- [Texto presentado]:
☆ ☆ ☆

En estos últimos meses estoy siendo de todo, menos prolífico. Buena parte de culpa la tiene mi trabajo, pero tampoco hay que despreciar la terrible aportación de mi reintegración en la humanidad activamente rolera, mis diversas lecturas actuales, y mi natural pereza. Y la entrada que tendría que hacer este fin de semana, por desgracia, también llegará con retraso, dado que dentro de unas horas haré otro de mis viajes a la Madre Patria para ver a mi familia y retomar la dura, pero necesaria, tarea de malcriar a mis sobrinos. A ver si hablándoos de uno de los filmes del que, posiblemente, sea el gran maestro del fantástico italiano os puedo aliviar la espera.
Bava, pintor macabro en celuloide
En los años 60 también existía la publicidad engañosa.

☆ ☆ ☆

- [Datos proporcionados]:
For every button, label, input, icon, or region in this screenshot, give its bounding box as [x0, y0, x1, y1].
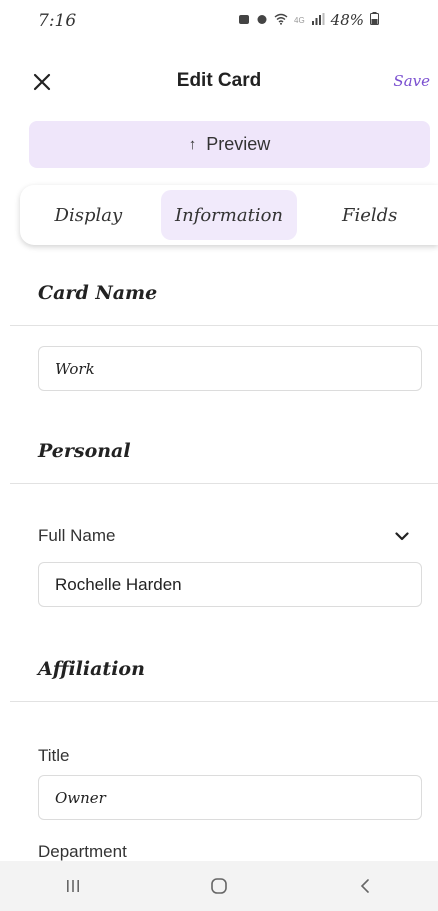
preview-button[interactable]: ↑ Preview	[29, 121, 430, 168]
back-icon	[360, 879, 369, 893]
full-name-input[interactable]: Rochelle Harden	[38, 562, 422, 607]
section-title-personal: Personal	[38, 440, 131, 462]
network-type-label: 4G	[294, 15, 305, 25]
chevron-down-icon	[395, 531, 409, 540]
section-title-affiliation: Affiliation	[38, 658, 145, 680]
card-name-value: Work	[55, 359, 95, 378]
recent-apps-button[interactable]	[43, 866, 103, 906]
divider	[10, 701, 438, 702]
close-icon	[33, 73, 51, 91]
title-value: Owner	[55, 788, 106, 807]
notification-icon	[238, 12, 250, 29]
card-name-input[interactable]: Work	[38, 346, 422, 391]
page-title: Edit Card	[176, 70, 262, 91]
arrow-up-icon: ↑	[188, 136, 197, 153]
system-nav-bar	[0, 861, 438, 911]
divider	[10, 483, 438, 484]
full-name-label: Full Name	[38, 526, 116, 545]
preview-label: Preview	[206, 134, 271, 154]
recent-apps-icon	[67, 880, 79, 892]
full-name-expand-button[interactable]	[390, 524, 414, 548]
alarm-icon	[256, 12, 268, 29]
tab-information[interactable]: Information	[160, 190, 298, 240]
department-label: Department	[38, 842, 127, 861]
close-button[interactable]	[22, 60, 62, 104]
battery-percent: 48%	[330, 11, 365, 29]
tab-display[interactable]: Display	[20, 190, 157, 240]
tab-bar: Display Information Fields	[20, 185, 438, 245]
home-icon	[211, 878, 227, 894]
battery-icon	[370, 11, 380, 29]
wifi-icon	[274, 12, 288, 29]
divider	[10, 325, 438, 326]
back-button[interactable]	[335, 866, 395, 906]
section-title-card-name: Card Name	[38, 282, 158, 304]
signal-icon	[311, 12, 325, 29]
status-time: 7:16	[38, 11, 77, 31]
full-name-value: Rochelle Harden	[55, 574, 182, 594]
title-label: Title	[38, 746, 70, 765]
tab-fields[interactable]: Fields	[301, 190, 438, 240]
home-button[interactable]	[189, 866, 249, 906]
status-icons: 4G 48%	[238, 11, 380, 29]
status-bar: 7:16 4G 48%	[0, 0, 438, 44]
app-bar: Edit Card Save	[0, 60, 438, 104]
save-button[interactable]: Save	[393, 72, 430, 90]
title-input[interactable]: Owner	[38, 775, 422, 820]
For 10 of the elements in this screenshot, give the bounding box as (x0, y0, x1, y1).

☆ ☆ ☆

- [Actividades propuestas]:
a – Resume el texto presentado en dos oraciones.
b – Retoma la entrada sobre Bava a partir de su última oración y escribe un párrafo más.

- [Soluciones]:
a – Quien escribe reconoce que en los últimos meses publica poco por su trabajo, su vuelta al rol, sus lecturas y su pereza, y avisa de que la entrada del fin de semana se retrasará porque viajará a ver a su familia y a malcriar a sus sobrinos. Para aliviar la espera, propone hablar de una película de Bava, a quien considera posiblemente el gran maestro del fantástico italiano.

b –
Ser italiano nunca ha sido fácil, y menos aún en la actualidad. Teniendo no una, no dos, sino tres grandes organizaciones criminales distintas nativas del país; un gobierno presidido por un repulsivamente egocéntrico y estúpido machista, que manda con el apoyo de un vomitivo partido de ricos racistas y egoístas; y una sociedad dominada por la mentalidad carcatólica, capaz de calificar de “aberración” el matrimonio homosexual mientras disculpa asesinatos de una mujer por su marido con el estomagante razonamiento de que “la amaba demasiado”, suena en estos momentos como la más salvaje de mis pesadillas. Por lo menos sé que, si fuera italiano, no iba a ver la hora de emigrar a cualquier otro país y negar ante cualquiera de mis conocidos que yo proviniera de la que una vez fue la segunda cuna de la civilización occidental y centro bulliente del Renacimiento.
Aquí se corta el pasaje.